* _DIRECTIONS FOR THIS TASK_:
Copy the line with "Transcribe this image's" and all lines following it through the last line of the entries, exactly as written.

[start]

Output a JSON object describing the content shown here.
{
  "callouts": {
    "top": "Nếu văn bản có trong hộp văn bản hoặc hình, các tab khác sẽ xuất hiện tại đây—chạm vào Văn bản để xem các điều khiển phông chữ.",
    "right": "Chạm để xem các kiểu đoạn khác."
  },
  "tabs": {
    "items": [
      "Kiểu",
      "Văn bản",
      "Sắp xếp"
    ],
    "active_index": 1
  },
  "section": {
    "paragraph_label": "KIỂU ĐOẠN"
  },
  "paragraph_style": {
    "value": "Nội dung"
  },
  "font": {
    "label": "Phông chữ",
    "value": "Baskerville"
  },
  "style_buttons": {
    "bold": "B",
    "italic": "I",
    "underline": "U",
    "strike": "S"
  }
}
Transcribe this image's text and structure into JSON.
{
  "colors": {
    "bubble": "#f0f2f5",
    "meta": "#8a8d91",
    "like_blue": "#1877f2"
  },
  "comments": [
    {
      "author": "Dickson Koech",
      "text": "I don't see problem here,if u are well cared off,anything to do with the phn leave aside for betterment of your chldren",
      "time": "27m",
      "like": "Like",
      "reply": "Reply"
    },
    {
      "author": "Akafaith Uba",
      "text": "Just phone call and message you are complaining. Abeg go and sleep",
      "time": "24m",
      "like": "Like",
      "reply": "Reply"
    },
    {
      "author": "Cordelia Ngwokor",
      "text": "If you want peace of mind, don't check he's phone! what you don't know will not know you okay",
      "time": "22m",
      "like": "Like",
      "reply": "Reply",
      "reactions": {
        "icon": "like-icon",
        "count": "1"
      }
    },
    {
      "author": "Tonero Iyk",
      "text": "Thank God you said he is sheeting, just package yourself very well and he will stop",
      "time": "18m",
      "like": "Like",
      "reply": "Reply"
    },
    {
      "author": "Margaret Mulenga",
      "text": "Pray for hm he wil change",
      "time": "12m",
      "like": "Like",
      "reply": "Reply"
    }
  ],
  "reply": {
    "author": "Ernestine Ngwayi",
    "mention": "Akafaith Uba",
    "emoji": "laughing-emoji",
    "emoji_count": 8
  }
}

[end]

* _FINISHED ANSWER_:
Transcribe this image's text and structure into JSON.
{
  "colors": {
    "bubble": "#f0f2f5",
    "meta": "#8a8d91",
    "like_blue": "#1877f2"
  },
  "comments": [
    {
      "author": "Dickson Koech",
      "text": "I don't see problem here,if u are well cared off,anything to do with the phn leave aside for betterment of your chldren",
      "time": "27m",
      "like": "Like",
      "reply": "Reply"
    },
    {
      "author": "Akafaith Uba",
      "text": "Just phone call and message you are complaining. Abeg go and sleep",
      "time": "24m",
      "like": "Like",
      "reply": "Reply"
    },
    {
      "author": "Cordelia Ngwokor",
      "text": "If you want peace of mind, don't check he's phone! what you don't know will not know you okay",
      "time": "22m",
      "like": "Like",
      "reply": "Reply",
      "reactions": {
        "icon": "like-icon",
        "count": "1"
      }
    },
    {
      "author": "Tonero Iyk",
      "text": "Thank God you said he is sheeting, just package yourself very well and he will stop",
      "time": "18m",
      "like": "Like",
      "reply": "Reply"
    },
    {
      "author": "Margaret Mulenga",
      "text": "Pray for hm he wil change",
      "time": "12m",
      "like": "Like",
      "reply": "Reply"
    }
  ],
  "reply": {
    "author": "Ernestine Ngwayi",
    "mention": "Akafaith Uba",
    "emoji": "laughing-emoji",
    "emoji_count": 8
  }
}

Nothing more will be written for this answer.